Data to use —
****

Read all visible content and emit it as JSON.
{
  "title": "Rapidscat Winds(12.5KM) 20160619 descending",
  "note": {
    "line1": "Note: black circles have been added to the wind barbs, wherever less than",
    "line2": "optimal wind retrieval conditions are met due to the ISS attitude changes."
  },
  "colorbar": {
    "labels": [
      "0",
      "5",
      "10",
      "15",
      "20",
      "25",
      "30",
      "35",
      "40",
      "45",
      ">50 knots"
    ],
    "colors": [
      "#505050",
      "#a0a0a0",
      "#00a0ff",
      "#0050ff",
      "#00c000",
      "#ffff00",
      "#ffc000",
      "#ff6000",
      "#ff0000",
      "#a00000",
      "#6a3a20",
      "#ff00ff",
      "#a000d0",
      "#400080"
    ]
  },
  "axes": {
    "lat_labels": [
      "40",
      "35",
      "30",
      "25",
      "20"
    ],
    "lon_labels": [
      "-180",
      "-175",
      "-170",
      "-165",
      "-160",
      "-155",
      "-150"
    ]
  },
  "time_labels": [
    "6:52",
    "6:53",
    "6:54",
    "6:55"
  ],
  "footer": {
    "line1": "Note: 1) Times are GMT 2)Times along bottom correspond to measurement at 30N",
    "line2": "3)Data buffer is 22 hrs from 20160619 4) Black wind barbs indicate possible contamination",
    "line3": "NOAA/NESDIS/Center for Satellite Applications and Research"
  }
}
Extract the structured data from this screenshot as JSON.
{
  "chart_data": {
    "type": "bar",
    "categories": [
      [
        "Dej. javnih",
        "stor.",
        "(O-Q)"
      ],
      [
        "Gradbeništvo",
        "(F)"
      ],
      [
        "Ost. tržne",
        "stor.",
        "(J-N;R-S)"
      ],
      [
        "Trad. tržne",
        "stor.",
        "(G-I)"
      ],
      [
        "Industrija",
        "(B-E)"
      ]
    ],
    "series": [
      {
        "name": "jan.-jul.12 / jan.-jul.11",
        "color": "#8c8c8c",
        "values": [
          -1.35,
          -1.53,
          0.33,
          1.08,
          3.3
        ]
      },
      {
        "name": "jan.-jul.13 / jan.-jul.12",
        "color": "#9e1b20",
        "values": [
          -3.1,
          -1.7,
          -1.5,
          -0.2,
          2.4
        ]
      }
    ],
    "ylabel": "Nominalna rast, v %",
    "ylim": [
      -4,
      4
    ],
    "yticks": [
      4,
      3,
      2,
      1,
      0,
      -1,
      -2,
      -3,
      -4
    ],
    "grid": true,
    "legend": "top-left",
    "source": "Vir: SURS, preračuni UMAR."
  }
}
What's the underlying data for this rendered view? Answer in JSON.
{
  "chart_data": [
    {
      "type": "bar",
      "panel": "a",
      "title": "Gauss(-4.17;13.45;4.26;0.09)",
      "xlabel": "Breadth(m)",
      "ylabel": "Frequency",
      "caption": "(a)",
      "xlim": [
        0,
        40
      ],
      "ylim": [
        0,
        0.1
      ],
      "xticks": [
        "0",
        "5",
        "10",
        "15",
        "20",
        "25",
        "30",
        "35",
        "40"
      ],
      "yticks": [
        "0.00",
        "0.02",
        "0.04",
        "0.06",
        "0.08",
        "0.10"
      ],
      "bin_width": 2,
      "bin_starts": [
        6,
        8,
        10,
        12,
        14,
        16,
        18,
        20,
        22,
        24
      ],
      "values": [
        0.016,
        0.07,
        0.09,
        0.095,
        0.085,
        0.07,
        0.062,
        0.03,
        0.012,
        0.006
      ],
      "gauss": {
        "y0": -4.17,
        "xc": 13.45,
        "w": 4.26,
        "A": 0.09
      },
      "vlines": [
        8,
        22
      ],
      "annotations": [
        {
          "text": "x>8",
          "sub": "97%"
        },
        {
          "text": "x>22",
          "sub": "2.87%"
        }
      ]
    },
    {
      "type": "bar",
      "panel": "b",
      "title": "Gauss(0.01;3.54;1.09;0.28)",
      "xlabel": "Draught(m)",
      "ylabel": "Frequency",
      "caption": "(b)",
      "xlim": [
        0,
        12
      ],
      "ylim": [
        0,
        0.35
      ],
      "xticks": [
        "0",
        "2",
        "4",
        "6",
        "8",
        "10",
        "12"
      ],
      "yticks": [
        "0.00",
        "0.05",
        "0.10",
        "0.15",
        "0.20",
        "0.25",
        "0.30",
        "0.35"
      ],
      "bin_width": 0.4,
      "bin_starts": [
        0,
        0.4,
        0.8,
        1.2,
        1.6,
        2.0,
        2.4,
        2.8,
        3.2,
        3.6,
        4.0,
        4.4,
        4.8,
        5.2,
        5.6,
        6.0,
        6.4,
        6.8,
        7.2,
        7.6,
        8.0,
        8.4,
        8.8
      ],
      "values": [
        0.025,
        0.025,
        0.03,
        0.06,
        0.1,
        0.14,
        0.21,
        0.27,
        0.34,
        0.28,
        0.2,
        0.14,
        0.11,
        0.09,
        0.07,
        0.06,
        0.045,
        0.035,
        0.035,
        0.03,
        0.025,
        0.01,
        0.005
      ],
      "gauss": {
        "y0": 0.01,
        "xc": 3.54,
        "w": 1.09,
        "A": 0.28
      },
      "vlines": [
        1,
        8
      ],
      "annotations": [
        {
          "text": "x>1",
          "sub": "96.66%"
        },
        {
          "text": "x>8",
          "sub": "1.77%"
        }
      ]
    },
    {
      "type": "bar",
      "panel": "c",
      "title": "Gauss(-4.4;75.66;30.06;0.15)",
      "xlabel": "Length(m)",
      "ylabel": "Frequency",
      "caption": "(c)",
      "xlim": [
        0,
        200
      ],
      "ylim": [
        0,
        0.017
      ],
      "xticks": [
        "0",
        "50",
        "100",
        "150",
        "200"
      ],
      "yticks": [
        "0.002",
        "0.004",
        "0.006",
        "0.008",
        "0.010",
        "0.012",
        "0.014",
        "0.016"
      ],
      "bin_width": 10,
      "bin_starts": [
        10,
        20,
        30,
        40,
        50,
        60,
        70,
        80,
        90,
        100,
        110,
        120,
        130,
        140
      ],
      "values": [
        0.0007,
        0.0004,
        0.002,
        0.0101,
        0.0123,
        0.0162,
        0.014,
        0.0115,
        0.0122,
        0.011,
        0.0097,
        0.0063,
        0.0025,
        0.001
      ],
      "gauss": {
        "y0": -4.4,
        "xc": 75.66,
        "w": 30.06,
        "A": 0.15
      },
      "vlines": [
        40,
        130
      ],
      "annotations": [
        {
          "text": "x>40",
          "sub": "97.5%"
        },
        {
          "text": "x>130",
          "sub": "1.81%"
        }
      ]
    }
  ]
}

****

Task statement — Transcribe all lines as written.

Answer for the task —
Read all visible content and emit it as JSON.
{
  "title": "Rapidscat Winds(12.5KM) 20160619 descending",
  "note": {
    "line1": "Note: black circles have been added to the wind barbs, wherever less than",
    "line2": "optimal wind retrieval conditions are met due to the ISS attitude changes."
  },
  "colorbar": {
    "labels": [
      "0",
      "5",
      "10",
      "15",
      "20",
      "25",
      "30",
      "35",
      "40",
      "45",
      ">50 knots"
    ],
    "colors": [
      "#505050",
      "#a0a0a0",
      "#00a0ff",
      "#0050ff",
      "#00c000",
      "#ffff00",
      "#ffc000",
      "#ff6000",
      "#ff0000",
      "#a00000",
      "#6a3a20",
      "#ff00ff",
      "#a000d0",
      "#400080"
    ]
  },
  "axes": {
    "lat_labels": [
      "40",
      "35",
      "30",
      "25",
      "20"
    ],
    "lon_labels": [
      "-180",
      "-175",
      "-170",
      "-165",
      "-160",
      "-155",
      "-150"
    ]
  },
  "time_labels": [
    "6:52",
    "6:53",
    "6:54",
    "6:55"
  ],
  "footer": {
    "line1": "Note: 1) Times are GMT 2)Times along bottom correspond to measurement at 30N",
    "line2": "3)Data buffer is 22 hrs from 20160619 4) Black wind barbs indicate possible contamination",
    "line3": "NOAA/NESDIS/Center for Satellite Applications and Research"
  }
}
Extract the structured data from this screenshot as JSON.
{
  "chart_data": {
    "type": "bar",
    "categories": [
      [
        "Dej. javnih",
        "stor.",
        "(O-Q)"
      ],
      [
        "Gradbeništvo",
        "(F)"
      ],
      [
        "Ost. tržne",
        "stor.",
        "(J-N;R-S)"
      ],
      [
        "Trad. tržne",
        "stor.",
        "(G-I)"
      ],
      [
        "Industrija",
        "(B-E)"
      ]
    ],
    "series": [
      {
        "name": "jan.-jul.12 / jan.-jul.11",
        "color": "#8c8c8c",
        "values": [
          -1.35,
          -1.53,
          0.33,
          1.08,
          3.3
        ]
      },
      {
        "name": "jan.-jul.13 / jan.-jul.12",
        "color": "#9e1b20",
        "values": [
          -3.1,
          -1.7,
          -1.5,
          -0.2,
          2.4
        ]
      }
    ],
    "ylabel": "Nominalna rast, v %",
    "ylim": [
      -4,
      4
    ],
    "yticks": [
      4,
      3,
      2,
      1,
      0,
      -1,
      -2,
      -3,
      -4
    ],
    "grid": true,
    "legend": "top-left",
    "source": "Vir: SURS, preračuni UMAR."
  }
}
What's the underlying data for this rendered view? Answer in JSON.
{
  "chart_data": [
    {
      "type": "bar",
      "panel": "a",
      "title": "Gauss(-4.17;13.45;4.26;0.09)",
      "xlabel": "Breadth(m)",
      "ylabel": "Frequency",
      "caption": "(a)",
      "xlim": [
        0,
        40
      ],
      "ylim": [
        0,
        0.1
      ],
      "xticks": [
        "0",
        "5",
        "10",
        "15",
        "20",
        "25",
        "30",
        "35",
        "40"
      ],
      "yticks": [
        "0.00",
        "0.02",
        "0.04",
        "0.06",
        "0.08",
        "0.10"
      ],
      "bin_width": 2,
      "bin_starts": [
        6,
        8,
        10,
        12,
        14,
        16,
        18,
        20,
        22,
        24
      ],
      "values": [
        0.016,
        0.07,
        0.09,
        0.095,
        0.085,
        0.07,
        0.062,
        0.03,
        0.012,
        0.006
      ],
      "gauss": {
        "y0": -4.17,
        "xc": 13.45,
        "w": 4.26,
        "A": 0.09
      },
      "vlines": [
        8,
        22
      ],
      "annotations": [
        {
          "text": "x>8",
          "sub": "97%"
        },
        {
          "text": "x>22",
          "sub": "2.87%"
        }
      ]
    },
    {
      "type": "bar",
      "panel": "b",
      "title": "Gauss(0.01;3.54;1.09;0.28)",
      "xlabel": "Draught(m)",
      "ylabel": "Frequency",
      "caption": "(b)",
      "xlim": [
        0,
        12
      ],
      "ylim": [
        0,
        0.35
      ],
      "xticks": [
        "0",
        "2",
        "4",
        "6",
        "8",
        "10",
        "12"
      ],
      "yticks": [
        "0.00",
        "0.05",
        "0.10",
        "0.15",
        "0.20",
        "0.25",
        "0.30",
        "0.35"
      ],
      "bin_width": 0.4,
      "bin_starts": [
        0,
        0.4,
        0.8,
        1.2,
        1.6,
        2.0,
        2.4,
        2.8,
        3.2,
        3.6,
        4.0,
        4.4,
        4.8,
        5.2,
        5.6,
        6.0,
        6.4,
        6.8,
        7.2,
        7.6,
        8.0,
        8.4,
        8.8
      ],
      "values": [
        0.025,
        0.025,
        0.03,
        0.06,
        0.1,
        0.14,
        0.21,
        0.27,
        0.34,
        0.28,
        0.2,
        0.14,
        0.11,
        0.09,
        0.07,
        0.06,
        0.045,
        0.035,
        0.035,
        0.03,
        0.025,
        0.01,
        0.005
      ],
      "gauss": {
        "y0": 0.01,
        "xc": 3.54,
        "w": 1.09,
        "A": 0.28
      },
      "vlines": [
        1,
        8
      ],
      "annotations": [
        {
          "text": "x>1",
          "sub": "96.66%"
        },
        {
          "text": "x>8",
          "sub": "1.77%"
        }
      ]
    },
    {
      "type": "bar",
      "panel": "c",
      "title": "Gauss(-4.4;75.66;30.06;0.15)",
      "xlabel": "Length(m)",
      "ylabel": "Frequency",
      "caption": "(c)",
      "xlim": [
        0,
        200
      ],
      "ylim": [
        0,
        0.017
      ],
      "xticks": [
        "0",
        "50",
        "100",
        "150",
        "200"
      ],
      "yticks": [
        "0.002",
        "0.004",
        "0.006",
        "0.008",
        "0.010",
        "0.012",
        "0.014",
        "0.016"
      ],
      "bin_width": 10,
      "bin_starts": [
        10,
        20,
        30,
        40,
        50,
        60,
        70,
        80,
        90,
        100,
        110,
        120,
        130,
        140
      ],
      "values": [
        0.0007,
        0.0004,
        0.002,
        0.0101,
        0.0123,
        0.0162,
        0.014,
        0.0115,
        0.0122,
        0.011,
        0.0097,
        0.0063,
        0.0025,
        0.001
      ],
      "gauss": {
        "y0": -4.4,
        "xc": 75.66,
        "w": 30.06,
        "A": 0.15
      },
      "vlines": [
        40,
        130
      ],
      "annotations": [
        {
          "text": "x>40",
          "sub": "97.5%"
        },
        {
          "text": "x>130",
          "sub": "1.81%"
        }
      ]
    }
  ]
}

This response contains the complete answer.